> **Task to complete**:
The line containing "Output a JSON" marks where to begin; quote it and every line after it through the end of the data, exactly as written.
** Start of Given records **
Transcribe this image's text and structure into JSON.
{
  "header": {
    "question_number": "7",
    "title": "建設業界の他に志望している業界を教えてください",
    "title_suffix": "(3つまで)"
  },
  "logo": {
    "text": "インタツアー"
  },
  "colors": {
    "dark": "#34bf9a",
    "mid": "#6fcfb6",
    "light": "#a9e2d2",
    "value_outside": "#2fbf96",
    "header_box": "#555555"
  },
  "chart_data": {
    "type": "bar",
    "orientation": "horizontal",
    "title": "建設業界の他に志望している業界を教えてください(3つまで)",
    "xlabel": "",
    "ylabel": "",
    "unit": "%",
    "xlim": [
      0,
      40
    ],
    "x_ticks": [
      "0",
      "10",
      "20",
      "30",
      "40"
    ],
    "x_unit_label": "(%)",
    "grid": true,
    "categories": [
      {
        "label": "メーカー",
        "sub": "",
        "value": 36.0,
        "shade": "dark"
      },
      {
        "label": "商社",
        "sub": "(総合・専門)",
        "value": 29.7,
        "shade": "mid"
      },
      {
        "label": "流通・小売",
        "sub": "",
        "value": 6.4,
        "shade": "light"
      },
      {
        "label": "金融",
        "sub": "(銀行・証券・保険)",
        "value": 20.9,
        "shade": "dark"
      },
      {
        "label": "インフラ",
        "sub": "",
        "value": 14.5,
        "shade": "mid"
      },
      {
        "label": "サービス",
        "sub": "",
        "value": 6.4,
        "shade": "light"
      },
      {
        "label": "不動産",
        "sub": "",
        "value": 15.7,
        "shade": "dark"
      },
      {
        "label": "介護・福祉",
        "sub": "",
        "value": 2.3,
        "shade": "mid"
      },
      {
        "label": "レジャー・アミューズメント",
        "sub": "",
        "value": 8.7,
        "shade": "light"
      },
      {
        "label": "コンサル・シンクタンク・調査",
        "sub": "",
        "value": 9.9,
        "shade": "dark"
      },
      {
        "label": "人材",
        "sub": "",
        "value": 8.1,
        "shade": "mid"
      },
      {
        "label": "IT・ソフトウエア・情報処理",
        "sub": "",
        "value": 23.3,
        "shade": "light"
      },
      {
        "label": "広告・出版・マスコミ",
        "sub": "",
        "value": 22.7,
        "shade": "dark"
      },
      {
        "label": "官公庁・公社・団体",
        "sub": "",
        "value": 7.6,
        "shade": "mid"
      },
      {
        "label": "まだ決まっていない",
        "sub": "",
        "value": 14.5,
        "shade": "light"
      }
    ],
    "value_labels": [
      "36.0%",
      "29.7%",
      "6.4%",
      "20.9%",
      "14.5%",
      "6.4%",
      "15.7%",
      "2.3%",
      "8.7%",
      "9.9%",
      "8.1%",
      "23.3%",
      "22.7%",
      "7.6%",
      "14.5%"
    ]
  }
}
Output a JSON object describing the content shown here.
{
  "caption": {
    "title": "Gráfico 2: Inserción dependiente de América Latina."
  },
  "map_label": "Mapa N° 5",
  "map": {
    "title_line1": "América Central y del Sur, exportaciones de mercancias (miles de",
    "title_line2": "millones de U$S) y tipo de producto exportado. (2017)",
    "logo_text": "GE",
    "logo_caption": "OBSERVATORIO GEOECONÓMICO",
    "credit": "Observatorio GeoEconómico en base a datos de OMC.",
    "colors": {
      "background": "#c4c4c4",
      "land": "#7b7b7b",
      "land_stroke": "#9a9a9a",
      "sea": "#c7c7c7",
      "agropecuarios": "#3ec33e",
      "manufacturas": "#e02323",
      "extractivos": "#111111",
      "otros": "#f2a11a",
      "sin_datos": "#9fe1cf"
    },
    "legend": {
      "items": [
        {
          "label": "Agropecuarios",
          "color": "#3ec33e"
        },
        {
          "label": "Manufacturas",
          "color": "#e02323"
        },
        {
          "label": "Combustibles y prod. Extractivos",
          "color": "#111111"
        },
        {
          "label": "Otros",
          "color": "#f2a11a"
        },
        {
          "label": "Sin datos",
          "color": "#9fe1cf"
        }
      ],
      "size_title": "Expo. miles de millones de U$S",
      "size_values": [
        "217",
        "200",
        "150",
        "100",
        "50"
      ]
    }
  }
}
** End of Given records **
> **Exercise result**:
Output a JSON object describing the content shown here.
{
  "caption": {
    "title": "Gráfico 2: Inserción dependiente de América Latina."
  },
  "map_label": "Mapa N° 5",
  "map": {
    "title_line1": "América Central y del Sur, exportaciones de mercancias (miles de",
    "title_line2": "millones de U$S) y tipo de producto exportado. (2017)",
    "logo_text": "GE",
    "logo_caption": "OBSERVATORIO GEOECONÓMICO",
    "credit": "Observatorio GeoEconómico en base a datos de OMC.",
    "colors": {
      "background": "#c4c4c4",
      "land": "#7b7b7b",
      "land_stroke": "#9a9a9a",
      "sea": "#c7c7c7",
      "agropecuarios": "#3ec33e",
      "manufacturas": "#e02323",
      "extractivos": "#111111",
      "otros": "#f2a11a",
      "sin_datos": "#9fe1cf"
    },
    "legend": {
      "items": [
        {
          "label": "Agropecuarios",
          "color": "#3ec33e"
        },
        {
          "label": "Manufacturas",
          "color": "#e02323"
        },
        {
          "label": "Combustibles y prod. Extractivos",
          "color": "#111111"
        },
        {
          "label": "Otros",
          "color": "#f2a11a"
        },
        {
          "label": "Sin datos",
          "color": "#9fe1cf"
        }
      ],
      "size_title": "Expo. miles de millones de U$S",
      "size_values": [
        "217",
        "200",
        "150",
        "100",
        "50"
      ]
    }
  }
}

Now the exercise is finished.